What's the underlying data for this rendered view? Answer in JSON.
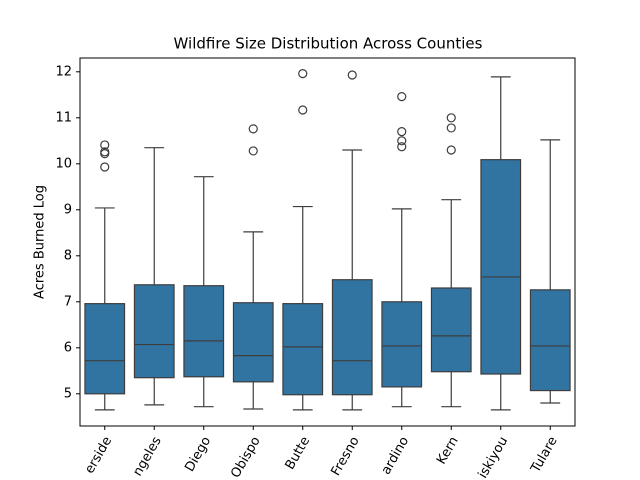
{
  "chart_data": {
    "type": "box",
    "title": "Wildfire Size Distribution Across Counties",
    "ylabel": "Acres Burned Log",
    "categories": [
      "erside",
      "ngeles",
      "Diego",
      "Obispo",
      "Butte",
      "Fresno",
      "ardino",
      "Kern",
      "iskiyou",
      "Tulare"
    ],
    "color": "#3274a1",
    "boxes": [
      {
        "min": 4.65,
        "q1": 5.0,
        "median": 5.72,
        "q3": 6.96,
        "max": 9.04,
        "outliers": [
          10.41,
          10.26,
          10.22,
          9.93
        ]
      },
      {
        "min": 4.76,
        "q1": 5.35,
        "median": 6.07,
        "q3": 7.37,
        "max": 10.35,
        "outliers": []
      },
      {
        "min": 4.72,
        "q1": 5.37,
        "median": 6.15,
        "q3": 7.35,
        "max": 9.72,
        "outliers": []
      },
      {
        "min": 4.67,
        "q1": 5.26,
        "median": 5.83,
        "q3": 6.98,
        "max": 8.52,
        "outliers": [
          10.76,
          10.28
        ]
      },
      {
        "min": 4.65,
        "q1": 4.98,
        "median": 6.02,
        "q3": 6.96,
        "max": 9.07,
        "outliers": [
          11.96,
          11.17
        ]
      },
      {
        "min": 4.65,
        "q1": 4.98,
        "median": 5.72,
        "q3": 7.48,
        "max": 10.3,
        "outliers": [
          11.93
        ]
      },
      {
        "min": 4.72,
        "q1": 5.15,
        "median": 6.04,
        "q3": 7.0,
        "max": 9.02,
        "outliers": [
          11.46,
          10.7,
          10.5,
          10.37
        ]
      },
      {
        "min": 4.72,
        "q1": 5.48,
        "median": 6.26,
        "q3": 7.3,
        "max": 9.22,
        "outliers": [
          11.0,
          10.78,
          10.3
        ]
      },
      {
        "min": 4.65,
        "q1": 5.43,
        "median": 7.54,
        "q3": 10.09,
        "max": 11.89,
        "outliers": []
      },
      {
        "min": 4.8,
        "q1": 5.07,
        "median": 6.04,
        "q3": 7.26,
        "max": 10.52,
        "outliers": []
      }
    ],
    "ylim": [
      4.3,
      12.3
    ],
    "yticks": [
      5,
      6,
      7,
      8,
      9,
      10,
      11,
      12
    ]
  }
}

#### What is being asked
Indicate how many lines of the material contain the string "median", giving the number and nothing more.

#### The completed task
10